··· The data

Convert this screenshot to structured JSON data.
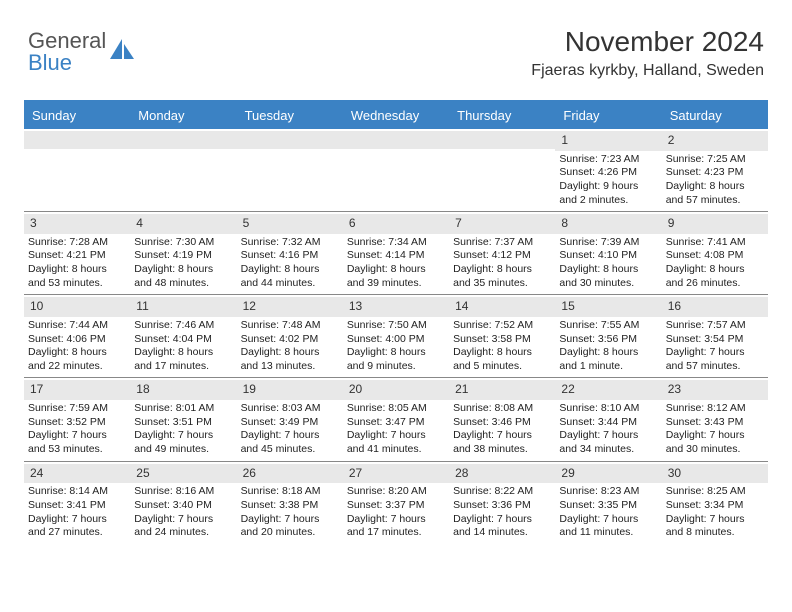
{
  "brand": {
    "word1": "General",
    "word2": "Blue",
    "accent_color": "#3b82c4"
  },
  "header": {
    "title": "November 2024",
    "location": "Fjaeras kyrkby, Halland, Sweden"
  },
  "colors": {
    "header_bg": "#3b82c4",
    "header_text": "#ffffff",
    "daynum_bg": "#e8e8e8",
    "border": "#888888",
    "text": "#222222"
  },
  "daynames": [
    "Sunday",
    "Monday",
    "Tuesday",
    "Wednesday",
    "Thursday",
    "Friday",
    "Saturday"
  ],
  "weeks": [
    [
      {
        "n": "",
        "sunrise": "",
        "sunset": "",
        "daylight": ""
      },
      {
        "n": "",
        "sunrise": "",
        "sunset": "",
        "daylight": ""
      },
      {
        "n": "",
        "sunrise": "",
        "sunset": "",
        "daylight": ""
      },
      {
        "n": "",
        "sunrise": "",
        "sunset": "",
        "daylight": ""
      },
      {
        "n": "",
        "sunrise": "",
        "sunset": "",
        "daylight": ""
      },
      {
        "n": "1",
        "sunrise": "Sunrise: 7:23 AM",
        "sunset": "Sunset: 4:26 PM",
        "daylight": "Daylight: 9 hours and 2 minutes."
      },
      {
        "n": "2",
        "sunrise": "Sunrise: 7:25 AM",
        "sunset": "Sunset: 4:23 PM",
        "daylight": "Daylight: 8 hours and 57 minutes."
      }
    ],
    [
      {
        "n": "3",
        "sunrise": "Sunrise: 7:28 AM",
        "sunset": "Sunset: 4:21 PM",
        "daylight": "Daylight: 8 hours and 53 minutes."
      },
      {
        "n": "4",
        "sunrise": "Sunrise: 7:30 AM",
        "sunset": "Sunset: 4:19 PM",
        "daylight": "Daylight: 8 hours and 48 minutes."
      },
      {
        "n": "5",
        "sunrise": "Sunrise: 7:32 AM",
        "sunset": "Sunset: 4:16 PM",
        "daylight": "Daylight: 8 hours and 44 minutes."
      },
      {
        "n": "6",
        "sunrise": "Sunrise: 7:34 AM",
        "sunset": "Sunset: 4:14 PM",
        "daylight": "Daylight: 8 hours and 39 minutes."
      },
      {
        "n": "7",
        "sunrise": "Sunrise: 7:37 AM",
        "sunset": "Sunset: 4:12 PM",
        "daylight": "Daylight: 8 hours and 35 minutes."
      },
      {
        "n": "8",
        "sunrise": "Sunrise: 7:39 AM",
        "sunset": "Sunset: 4:10 PM",
        "daylight": "Daylight: 8 hours and 30 minutes."
      },
      {
        "n": "9",
        "sunrise": "Sunrise: 7:41 AM",
        "sunset": "Sunset: 4:08 PM",
        "daylight": "Daylight: 8 hours and 26 minutes."
      }
    ],
    [
      {
        "n": "10",
        "sunrise": "Sunrise: 7:44 AM",
        "sunset": "Sunset: 4:06 PM",
        "daylight": "Daylight: 8 hours and 22 minutes."
      },
      {
        "n": "11",
        "sunrise": "Sunrise: 7:46 AM",
        "sunset": "Sunset: 4:04 PM",
        "daylight": "Daylight: 8 hours and 17 minutes."
      },
      {
        "n": "12",
        "sunrise": "Sunrise: 7:48 AM",
        "sunset": "Sunset: 4:02 PM",
        "daylight": "Daylight: 8 hours and 13 minutes."
      },
      {
        "n": "13",
        "sunrise": "Sunrise: 7:50 AM",
        "sunset": "Sunset: 4:00 PM",
        "daylight": "Daylight: 8 hours and 9 minutes."
      },
      {
        "n": "14",
        "sunrise": "Sunrise: 7:52 AM",
        "sunset": "Sunset: 3:58 PM",
        "daylight": "Daylight: 8 hours and 5 minutes."
      },
      {
        "n": "15",
        "sunrise": "Sunrise: 7:55 AM",
        "sunset": "Sunset: 3:56 PM",
        "daylight": "Daylight: 8 hours and 1 minute."
      },
      {
        "n": "16",
        "sunrise": "Sunrise: 7:57 AM",
        "sunset": "Sunset: 3:54 PM",
        "daylight": "Daylight: 7 hours and 57 minutes."
      }
    ],
    [
      {
        "n": "17",
        "sunrise": "Sunrise: 7:59 AM",
        "sunset": "Sunset: 3:52 PM",
        "daylight": "Daylight: 7 hours and 53 minutes."
      },
      {
        "n": "18",
        "sunrise": "Sunrise: 8:01 AM",
        "sunset": "Sunset: 3:51 PM",
        "daylight": "Daylight: 7 hours and 49 minutes."
      },
      {
        "n": "19",
        "sunrise": "Sunrise: 8:03 AM",
        "sunset": "Sunset: 3:49 PM",
        "daylight": "Daylight: 7 hours and 45 minutes."
      },
      {
        "n": "20",
        "sunrise": "Sunrise: 8:05 AM",
        "sunset": "Sunset: 3:47 PM",
        "daylight": "Daylight: 7 hours and 41 minutes."
      },
      {
        "n": "21",
        "sunrise": "Sunrise: 8:08 AM",
        "sunset": "Sunset: 3:46 PM",
        "daylight": "Daylight: 7 hours and 38 minutes."
      },
      {
        "n": "22",
        "sunrise": "Sunrise: 8:10 AM",
        "sunset": "Sunset: 3:44 PM",
        "daylight": "Daylight: 7 hours and 34 minutes."
      },
      {
        "n": "23",
        "sunrise": "Sunrise: 8:12 AM",
        "sunset": "Sunset: 3:43 PM",
        "daylight": "Daylight: 7 hours and 30 minutes."
      }
    ],
    [
      {
        "n": "24",
        "sunrise": "Sunrise: 8:14 AM",
        "sunset": "Sunset: 3:41 PM",
        "daylight": "Daylight: 7 hours and 27 minutes."
      },
      {
        "n": "25",
        "sunrise": "Sunrise: 8:16 AM",
        "sunset": "Sunset: 3:40 PM",
        "daylight": "Daylight: 7 hours and 24 minutes."
      },
      {
        "n": "26",
        "sunrise": "Sunrise: 8:18 AM",
        "sunset": "Sunset: 3:38 PM",
        "daylight": "Daylight: 7 hours and 20 minutes."
      },
      {
        "n": "27",
        "sunrise": "Sunrise: 8:20 AM",
        "sunset": "Sunset: 3:37 PM",
        "daylight": "Daylight: 7 hours and 17 minutes."
      },
      {
        "n": "28",
        "sunrise": "Sunrise: 8:22 AM",
        "sunset": "Sunset: 3:36 PM",
        "daylight": "Daylight: 7 hours and 14 minutes."
      },
      {
        "n": "29",
        "sunrise": "Sunrise: 8:23 AM",
        "sunset": "Sunset: 3:35 PM",
        "daylight": "Daylight: 7 hours and 11 minutes."
      },
      {
        "n": "30",
        "sunrise": "Sunrise: 8:25 AM",
        "sunset": "Sunset: 3:34 PM",
        "daylight": "Daylight: 7 hours and 8 minutes."
      }
    ]
  ]
}
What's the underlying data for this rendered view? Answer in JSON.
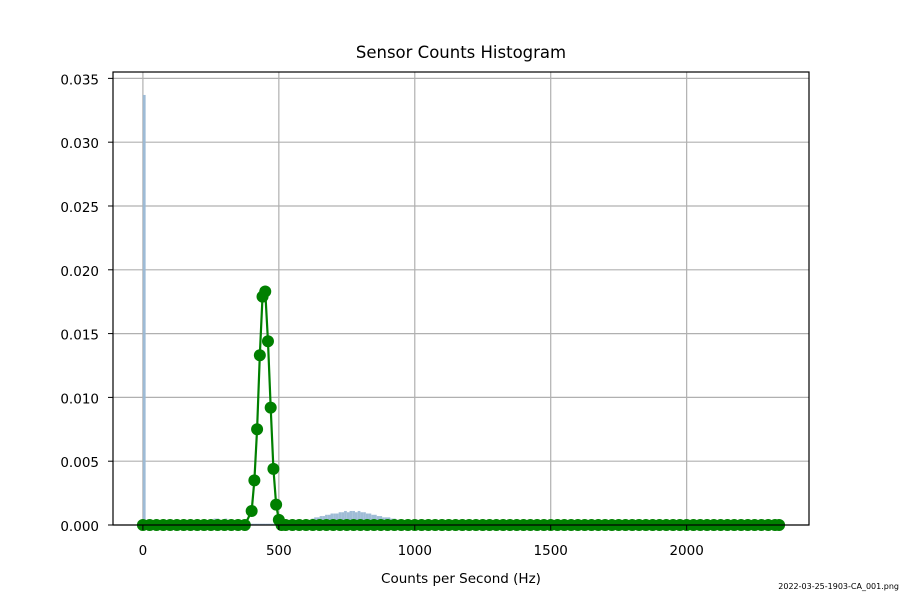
{
  "chart_data": {
    "type": "bar",
    "title": "Sensor Counts Histogram",
    "xlabel": "Counts per Second (Hz)",
    "ylabel": "",
    "xlim": [
      -110,
      2450
    ],
    "ylim": [
      0,
      0.0355
    ],
    "x_ticks": [
      0,
      500,
      1000,
      1500,
      2000
    ],
    "x_tick_labels": [
      "0",
      "500",
      "1000",
      "1500",
      "2000"
    ],
    "y_ticks": [
      0,
      0.005,
      0.01,
      0.015,
      0.02,
      0.025,
      0.03,
      0.035
    ],
    "y_tick_labels": [
      "0.000",
      "0.005",
      "0.010",
      "0.015",
      "0.020",
      "0.025",
      "0.030",
      "0.035"
    ],
    "grid": true,
    "legend": "none",
    "histogram": {
      "name": "",
      "color": "#9ab8d4",
      "bin_width": 10,
      "bins": [
        [
          0,
          0.0337
        ],
        [
          10,
          0.0002
        ],
        [
          20,
          0.0001
        ],
        [
          30,
          0.0001
        ],
        [
          200,
          0.0001
        ],
        [
          210,
          0.0002
        ],
        [
          220,
          0.0002
        ],
        [
          230,
          0.0003
        ],
        [
          240,
          0.0003
        ],
        [
          250,
          0.0004
        ],
        [
          260,
          0.0005
        ],
        [
          270,
          0.0005
        ],
        [
          280,
          0.0004
        ],
        [
          290,
          0.0004
        ],
        [
          300,
          0.0005
        ],
        [
          310,
          0.0004
        ],
        [
          320,
          0.0003
        ],
        [
          330,
          0.0003
        ],
        [
          340,
          0.0002
        ],
        [
          350,
          0.0002
        ],
        [
          360,
          0.0002
        ],
        [
          370,
          0.0001
        ],
        [
          380,
          0.0001
        ],
        [
          390,
          0.0001
        ],
        [
          400,
          0.0001
        ],
        [
          410,
          0.0001
        ],
        [
          420,
          0.0001
        ],
        [
          430,
          0.0001
        ],
        [
          440,
          0.0001
        ],
        [
          450,
          0.0001
        ],
        [
          460,
          0.0001
        ],
        [
          470,
          0.0001
        ],
        [
          480,
          0.0001
        ],
        [
          490,
          0.0001
        ],
        [
          500,
          0.0001
        ],
        [
          520,
          0.0001
        ],
        [
          530,
          0.0001
        ],
        [
          540,
          0.0001
        ],
        [
          550,
          0.0002
        ],
        [
          560,
          0.0002
        ],
        [
          570,
          0.0002
        ],
        [
          580,
          0.0003
        ],
        [
          590,
          0.0003
        ],
        [
          600,
          0.0004
        ],
        [
          610,
          0.0004
        ],
        [
          620,
          0.0005
        ],
        [
          630,
          0.0006
        ],
        [
          640,
          0.0006
        ],
        [
          650,
          0.0007
        ],
        [
          660,
          0.0007
        ],
        [
          670,
          0.0008
        ],
        [
          680,
          0.0008
        ],
        [
          690,
          0.0009
        ],
        [
          700,
          0.0009
        ],
        [
          710,
          0.0009
        ],
        [
          720,
          0.001
        ],
        [
          730,
          0.001
        ],
        [
          740,
          0.0011
        ],
        [
          750,
          0.001
        ],
        [
          760,
          0.0011
        ],
        [
          770,
          0.0011
        ],
        [
          780,
          0.001
        ],
        [
          790,
          0.0011
        ],
        [
          800,
          0.001
        ],
        [
          810,
          0.001
        ],
        [
          820,
          0.0009
        ],
        [
          830,
          0.0009
        ],
        [
          840,
          0.0008
        ],
        [
          850,
          0.0008
        ],
        [
          860,
          0.0007
        ],
        [
          870,
          0.0007
        ],
        [
          880,
          0.0006
        ],
        [
          890,
          0.0006
        ],
        [
          900,
          0.0006
        ],
        [
          910,
          0.0005
        ],
        [
          920,
          0.0005
        ],
        [
          930,
          0.0004
        ],
        [
          940,
          0.0004
        ],
        [
          950,
          0.0003
        ],
        [
          960,
          0.0003
        ],
        [
          970,
          0.0002
        ],
        [
          980,
          0.0002
        ],
        [
          990,
          0.0002
        ],
        [
          1000,
          0.0001
        ],
        [
          1010,
          0.0001
        ],
        [
          1020,
          0.0001
        ]
      ]
    },
    "series": [
      {
        "name": "",
        "type": "line",
        "color": "#008000",
        "x": [
          0,
          25,
          50,
          75,
          100,
          125,
          150,
          175,
          200,
          225,
          250,
          275,
          300,
          325,
          350,
          375,
          400,
          410,
          420,
          430,
          440,
          450,
          460,
          470,
          480,
          490,
          500,
          510,
          525,
          550,
          575,
          600,
          625,
          650,
          675,
          700,
          725,
          750,
          775,
          800,
          825,
          850,
          875,
          900,
          925,
          950,
          975,
          1000,
          1025,
          1050,
          1075,
          1100,
          1125,
          1150,
          1175,
          1200,
          1225,
          1250,
          1275,
          1300,
          1325,
          1350,
          1375,
          1400,
          1425,
          1450,
          1475,
          1500,
          1525,
          1550,
          1575,
          1600,
          1625,
          1650,
          1675,
          1700,
          1725,
          1750,
          1775,
          1800,
          1825,
          1850,
          1875,
          1900,
          1925,
          1950,
          1975,
          2000,
          2025,
          2050,
          2075,
          2100,
          2125,
          2150,
          2175,
          2200,
          2225,
          2250,
          2275,
          2300,
          2325,
          2340
        ],
        "y": [
          0,
          0,
          0,
          0,
          0,
          0,
          0,
          0,
          0,
          0,
          0,
          0,
          0,
          0,
          0,
          0,
          0.0011,
          0.0035,
          0.0075,
          0.0133,
          0.0179,
          0.0183,
          0.0144,
          0.0092,
          0.0044,
          0.0016,
          0.0004,
          0,
          0,
          0,
          0,
          0,
          0,
          0,
          0,
          0,
          0,
          0,
          0,
          0,
          0,
          0,
          0,
          0,
          0,
          0,
          0,
          0,
          0,
          0,
          0,
          0,
          0,
          0,
          0,
          0,
          0,
          0,
          0,
          0,
          0,
          0,
          0,
          0,
          0,
          0,
          0,
          0,
          0,
          0,
          0,
          0,
          0,
          0,
          0,
          0,
          0,
          0,
          0,
          0,
          0,
          0,
          0,
          0,
          0,
          0,
          0,
          0,
          0,
          0,
          0,
          0,
          0,
          0,
          0,
          0,
          0,
          0,
          0,
          0,
          0,
          0
        ]
      }
    ]
  },
  "footnote": "2022-03-25-1903-CA_001.png"
}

······

> [Directions for this task] What is the number of lines in the data that hold the string "JSON"? Answer with the number only.

> [Solution to this exercise] 2